- _Requirement_
Extend the Mississippi Supreme Court opinion in West Bros. v. Illinois Central Railroad Co., picking up after its final sentence about the certificate for two trucks on U. S. Highway No. 49.

West Bros. v. Illinois Cent. RR Co.

75 So. 2d 723, 222 Miss. 335, 1954 Miss. LEXIS 650
CourtMississippi Supreme Court
DecidedNovember 22, 1954
Docket39343
StatusPublished
Cited by7 cases

This text of 75 So. 2d 723 (West Bros. v. Illinois Cent. RR Co.) is published on Counsel Stack Legal Research, covering Mississippi Supreme Court primary law. Counsel Stack provides free access to over 12 million legal documents including statutes, case law, regulations, and constitutions.

Bluebook
West Bros. v. Illinois Cent. RR Co., 75 So. 2d 723, 222 Miss. 335, 1954 Miss. LEXIS 650 (Mich. 1954).

Opinion

*340 McGehee, C. J.

This is an appeal from a judgment of the Circuit Court of Hinds County which affirmed an order of the Mississippi Public Service Commission granting to the appellee, Illinois Central Railroad Company, a certificate of public convenience and necessity to operate two over-the-road trucks between Jackson, Mississippi, and Gulfport, Mississippi, via U. S. Highway No. 49, one each way per day.

- _Given records_
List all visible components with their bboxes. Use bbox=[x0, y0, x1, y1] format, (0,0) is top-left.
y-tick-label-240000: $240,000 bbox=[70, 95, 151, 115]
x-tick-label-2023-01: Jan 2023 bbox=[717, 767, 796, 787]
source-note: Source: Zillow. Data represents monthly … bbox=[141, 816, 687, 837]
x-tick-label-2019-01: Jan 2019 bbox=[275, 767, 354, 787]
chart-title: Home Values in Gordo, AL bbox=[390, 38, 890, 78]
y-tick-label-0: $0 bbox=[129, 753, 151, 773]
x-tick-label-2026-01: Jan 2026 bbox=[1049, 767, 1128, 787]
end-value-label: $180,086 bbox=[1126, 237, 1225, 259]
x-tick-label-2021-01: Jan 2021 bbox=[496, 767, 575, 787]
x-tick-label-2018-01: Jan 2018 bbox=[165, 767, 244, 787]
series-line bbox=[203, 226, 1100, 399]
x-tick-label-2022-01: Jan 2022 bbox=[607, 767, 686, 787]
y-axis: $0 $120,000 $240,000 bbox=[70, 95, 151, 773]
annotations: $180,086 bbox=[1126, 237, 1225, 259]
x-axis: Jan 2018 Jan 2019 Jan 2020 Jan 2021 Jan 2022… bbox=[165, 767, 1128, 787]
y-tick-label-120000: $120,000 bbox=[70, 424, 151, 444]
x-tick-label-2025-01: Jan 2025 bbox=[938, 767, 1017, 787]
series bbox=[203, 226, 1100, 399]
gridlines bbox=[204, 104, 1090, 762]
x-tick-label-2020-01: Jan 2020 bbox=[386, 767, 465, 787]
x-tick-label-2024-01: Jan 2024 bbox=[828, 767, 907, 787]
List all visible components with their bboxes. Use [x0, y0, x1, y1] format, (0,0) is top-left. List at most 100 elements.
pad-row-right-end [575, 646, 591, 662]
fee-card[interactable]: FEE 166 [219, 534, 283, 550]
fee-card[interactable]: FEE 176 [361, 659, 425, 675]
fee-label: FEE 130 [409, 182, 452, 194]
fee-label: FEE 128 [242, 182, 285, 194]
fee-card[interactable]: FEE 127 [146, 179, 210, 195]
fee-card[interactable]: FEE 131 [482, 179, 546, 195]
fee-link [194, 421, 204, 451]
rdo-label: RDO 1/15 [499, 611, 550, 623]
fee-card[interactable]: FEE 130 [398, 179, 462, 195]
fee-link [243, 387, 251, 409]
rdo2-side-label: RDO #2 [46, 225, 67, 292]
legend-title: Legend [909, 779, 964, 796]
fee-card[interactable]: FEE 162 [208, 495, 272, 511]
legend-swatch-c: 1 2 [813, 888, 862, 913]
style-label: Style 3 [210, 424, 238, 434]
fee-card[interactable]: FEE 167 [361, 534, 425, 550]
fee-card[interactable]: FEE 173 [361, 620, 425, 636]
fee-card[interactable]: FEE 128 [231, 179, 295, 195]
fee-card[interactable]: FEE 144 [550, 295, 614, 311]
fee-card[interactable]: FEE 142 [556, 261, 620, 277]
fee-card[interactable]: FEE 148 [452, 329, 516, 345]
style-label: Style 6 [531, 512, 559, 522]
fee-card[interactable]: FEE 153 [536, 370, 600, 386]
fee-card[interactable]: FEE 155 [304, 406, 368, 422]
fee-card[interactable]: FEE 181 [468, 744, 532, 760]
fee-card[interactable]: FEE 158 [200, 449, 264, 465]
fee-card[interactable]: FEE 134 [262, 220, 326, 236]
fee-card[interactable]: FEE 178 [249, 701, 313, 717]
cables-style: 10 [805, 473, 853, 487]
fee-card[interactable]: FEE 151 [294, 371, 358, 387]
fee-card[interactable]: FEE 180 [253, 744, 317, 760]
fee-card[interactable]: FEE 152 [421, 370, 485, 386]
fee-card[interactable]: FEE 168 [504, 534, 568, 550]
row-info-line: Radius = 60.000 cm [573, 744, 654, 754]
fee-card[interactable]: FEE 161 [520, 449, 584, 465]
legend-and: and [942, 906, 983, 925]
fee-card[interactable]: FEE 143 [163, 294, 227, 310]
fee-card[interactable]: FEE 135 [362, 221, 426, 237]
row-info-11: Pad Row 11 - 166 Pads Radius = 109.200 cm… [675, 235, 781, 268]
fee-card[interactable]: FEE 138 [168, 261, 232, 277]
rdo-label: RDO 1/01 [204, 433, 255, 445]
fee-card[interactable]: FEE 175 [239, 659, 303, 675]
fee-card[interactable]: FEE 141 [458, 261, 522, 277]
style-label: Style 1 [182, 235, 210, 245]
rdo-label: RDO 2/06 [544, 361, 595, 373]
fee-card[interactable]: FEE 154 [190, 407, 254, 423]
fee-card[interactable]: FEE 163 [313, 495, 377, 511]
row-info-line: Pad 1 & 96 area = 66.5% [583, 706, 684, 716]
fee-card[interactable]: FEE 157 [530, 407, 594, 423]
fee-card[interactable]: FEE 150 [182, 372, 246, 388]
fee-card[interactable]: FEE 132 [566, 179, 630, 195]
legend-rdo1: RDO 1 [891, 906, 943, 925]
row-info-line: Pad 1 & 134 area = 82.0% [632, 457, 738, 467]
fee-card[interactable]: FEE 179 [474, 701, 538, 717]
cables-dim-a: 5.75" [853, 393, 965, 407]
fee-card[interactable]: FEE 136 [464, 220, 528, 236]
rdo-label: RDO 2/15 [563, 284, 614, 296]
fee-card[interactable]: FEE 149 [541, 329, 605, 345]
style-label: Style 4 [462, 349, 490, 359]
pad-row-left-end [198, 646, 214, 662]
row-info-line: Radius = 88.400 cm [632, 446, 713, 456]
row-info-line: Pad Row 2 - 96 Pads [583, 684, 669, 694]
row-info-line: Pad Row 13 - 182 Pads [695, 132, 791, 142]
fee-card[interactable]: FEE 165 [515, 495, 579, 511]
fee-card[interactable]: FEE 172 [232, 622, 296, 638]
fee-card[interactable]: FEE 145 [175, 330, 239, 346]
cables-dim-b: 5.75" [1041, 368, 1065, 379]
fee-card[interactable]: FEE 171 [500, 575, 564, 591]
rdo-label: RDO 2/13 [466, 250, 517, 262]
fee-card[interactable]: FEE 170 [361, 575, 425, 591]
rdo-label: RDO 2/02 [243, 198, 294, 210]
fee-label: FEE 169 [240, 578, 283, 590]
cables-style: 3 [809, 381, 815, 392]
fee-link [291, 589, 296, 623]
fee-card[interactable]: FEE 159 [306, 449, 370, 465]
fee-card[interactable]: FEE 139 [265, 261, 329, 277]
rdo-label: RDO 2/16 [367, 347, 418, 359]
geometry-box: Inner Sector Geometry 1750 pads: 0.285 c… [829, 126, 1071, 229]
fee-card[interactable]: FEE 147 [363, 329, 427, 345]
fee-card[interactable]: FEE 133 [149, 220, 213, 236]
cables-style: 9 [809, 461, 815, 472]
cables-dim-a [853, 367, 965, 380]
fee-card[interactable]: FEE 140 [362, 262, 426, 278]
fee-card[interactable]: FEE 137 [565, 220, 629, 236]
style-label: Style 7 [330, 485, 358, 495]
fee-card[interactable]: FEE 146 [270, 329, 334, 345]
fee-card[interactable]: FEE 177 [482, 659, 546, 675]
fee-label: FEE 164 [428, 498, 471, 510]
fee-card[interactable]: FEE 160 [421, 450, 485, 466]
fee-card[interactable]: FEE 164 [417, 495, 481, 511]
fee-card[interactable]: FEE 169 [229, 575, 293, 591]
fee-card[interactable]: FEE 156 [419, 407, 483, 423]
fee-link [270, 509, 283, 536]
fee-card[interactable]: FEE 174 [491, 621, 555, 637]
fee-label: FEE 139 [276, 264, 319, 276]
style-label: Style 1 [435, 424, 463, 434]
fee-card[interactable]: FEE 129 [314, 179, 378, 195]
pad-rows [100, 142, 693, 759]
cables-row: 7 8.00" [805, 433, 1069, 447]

- _Task response_
The appellee applied for authority to operate over said highway as a common carrier of property by motor vehicle to and from the same towns now served by its freight trains, handling general commodities, but spe *341 cifically including commodities generally moving in express service, and not now being handled at all, and such mail and parcel post as may be tendered to it by the United States Post Office Department, excepting dangerous explosives, commodities in bulk and commodities requiring special equipment, when moving in railroad LCL (less than carload) service, between the points mentioned, and to serve all points and places intermediate those two cities, along the said highway, as well as certain off-route (off the highway but on the railroad) points, and which intermediate stations are Florence, Star, Braxton, D’Lo, Mendenhall, Weathersby, Sanatorium, Magee, Saratoga, Mt. Olive, Collins, Seminary, Sanford, Lux, Hattiesburg, Camp Shelby, Brooklyn, Maxie, Wiggins, Perkinston, McHenry, Saucier and Lyman, and which railroad stations the appellee seeks to serve from depot to depot and from depot to pagoda by operating a daily service each way between Jackson and Gulfport, except Saturdays, Sundays and holidays, operating two trucks, one to leave Jackson at 6 o’clock A. M. and to serve the points set out above and to arrive at Gulfport the same day at 5 o’clock P. M., and another leaving Gulfport at 6 o’clock A. M., serving the same points and arriving at Jackson at 5 o’clock P. M., the same day, or such other schedules as may be adopted by the appellee and as will best meet the public needs.

The application expressly states that “the proposed motor carrier service will be auxiliary to and in substitution for rail service now being performed by the appellee for the public wholly by rail.”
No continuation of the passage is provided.